◆ WORK TO COMPLETE
Tally the lines of the data that include the word "Lorem" and state the total, nothing else.
>> start DATA FOR THIS TASK
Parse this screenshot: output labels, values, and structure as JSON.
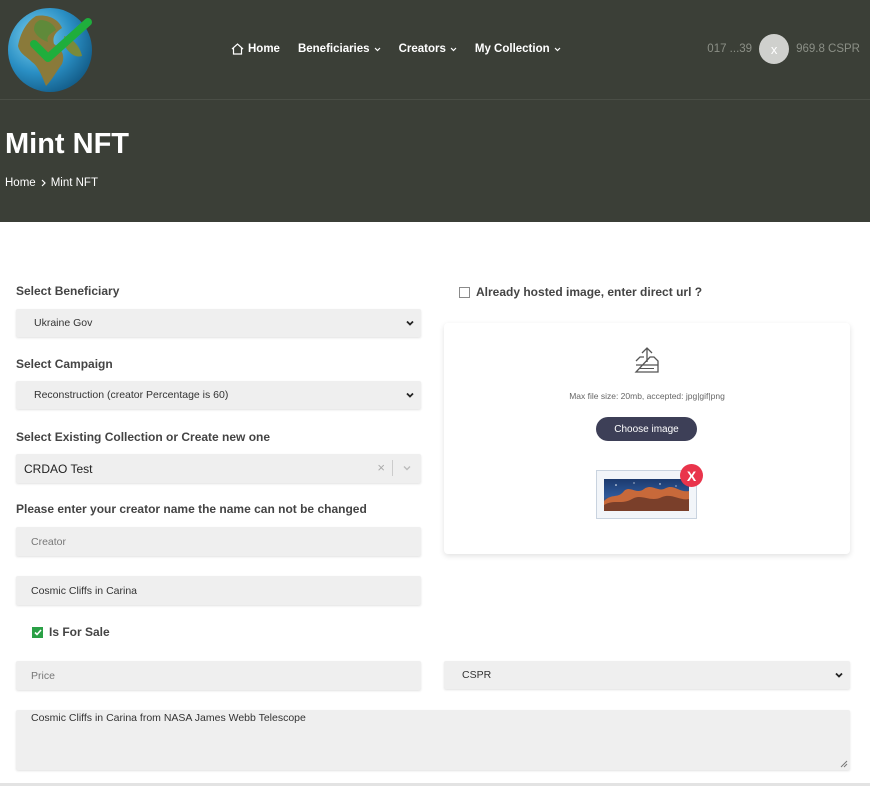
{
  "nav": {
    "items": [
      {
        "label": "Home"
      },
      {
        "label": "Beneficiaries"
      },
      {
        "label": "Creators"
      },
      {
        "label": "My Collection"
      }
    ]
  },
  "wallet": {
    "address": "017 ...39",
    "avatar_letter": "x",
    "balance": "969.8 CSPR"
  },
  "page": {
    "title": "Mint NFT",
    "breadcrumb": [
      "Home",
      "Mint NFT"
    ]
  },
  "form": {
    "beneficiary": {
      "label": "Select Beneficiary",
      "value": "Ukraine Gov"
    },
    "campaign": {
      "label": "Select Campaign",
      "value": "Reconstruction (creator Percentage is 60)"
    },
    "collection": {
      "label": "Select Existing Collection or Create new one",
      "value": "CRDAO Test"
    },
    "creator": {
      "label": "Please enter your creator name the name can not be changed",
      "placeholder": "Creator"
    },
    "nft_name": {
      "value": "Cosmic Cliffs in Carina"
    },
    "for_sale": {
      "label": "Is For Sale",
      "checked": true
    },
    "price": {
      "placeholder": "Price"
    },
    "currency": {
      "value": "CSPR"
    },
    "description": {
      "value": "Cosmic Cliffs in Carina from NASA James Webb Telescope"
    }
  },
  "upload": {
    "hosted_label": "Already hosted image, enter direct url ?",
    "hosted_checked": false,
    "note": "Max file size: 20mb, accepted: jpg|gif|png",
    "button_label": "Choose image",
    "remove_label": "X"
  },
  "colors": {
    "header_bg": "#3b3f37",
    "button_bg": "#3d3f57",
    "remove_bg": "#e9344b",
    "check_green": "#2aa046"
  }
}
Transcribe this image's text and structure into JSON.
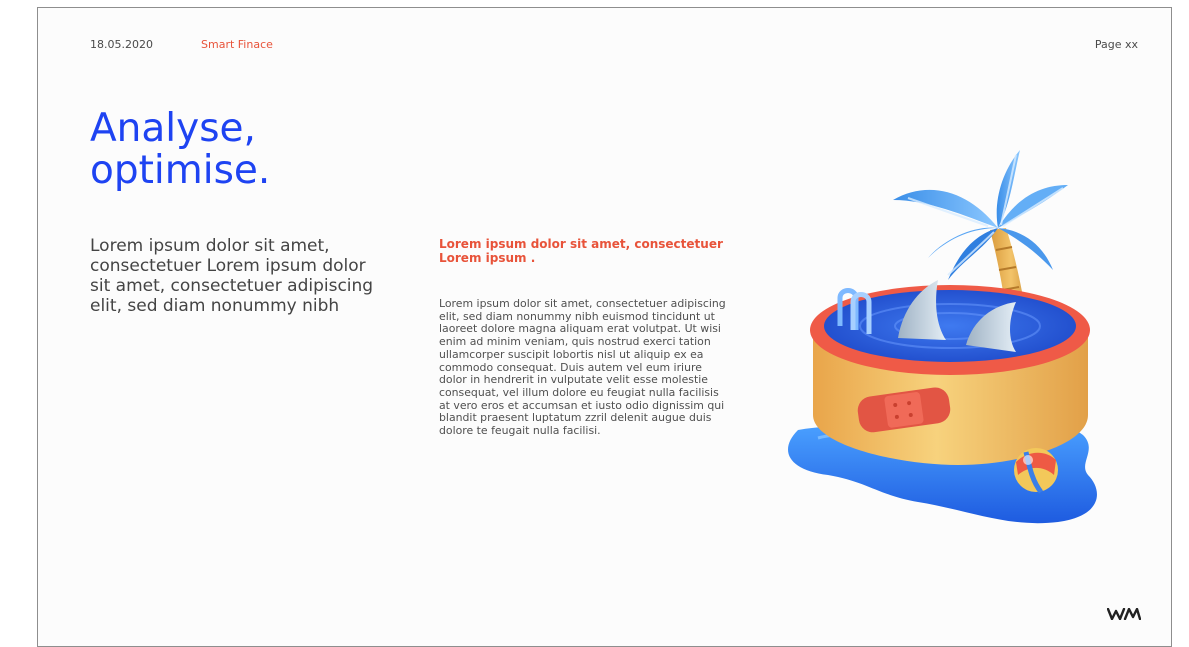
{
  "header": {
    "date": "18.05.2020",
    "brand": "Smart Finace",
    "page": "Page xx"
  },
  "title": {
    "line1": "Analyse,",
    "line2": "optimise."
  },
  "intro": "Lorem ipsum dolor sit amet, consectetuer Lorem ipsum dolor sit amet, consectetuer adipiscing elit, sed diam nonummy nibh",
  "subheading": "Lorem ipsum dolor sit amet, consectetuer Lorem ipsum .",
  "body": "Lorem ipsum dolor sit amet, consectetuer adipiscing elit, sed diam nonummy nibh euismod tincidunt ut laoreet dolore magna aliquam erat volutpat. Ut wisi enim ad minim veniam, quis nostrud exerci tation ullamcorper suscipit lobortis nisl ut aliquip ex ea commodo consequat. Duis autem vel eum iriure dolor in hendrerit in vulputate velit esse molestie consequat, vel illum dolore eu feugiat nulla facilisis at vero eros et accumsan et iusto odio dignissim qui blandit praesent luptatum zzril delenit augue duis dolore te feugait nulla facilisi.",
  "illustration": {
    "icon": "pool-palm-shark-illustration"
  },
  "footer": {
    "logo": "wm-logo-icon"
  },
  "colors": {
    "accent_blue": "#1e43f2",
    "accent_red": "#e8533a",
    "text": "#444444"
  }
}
>> end DATA FOR THIS TASK
◆ PROBLEM SOLUTION
3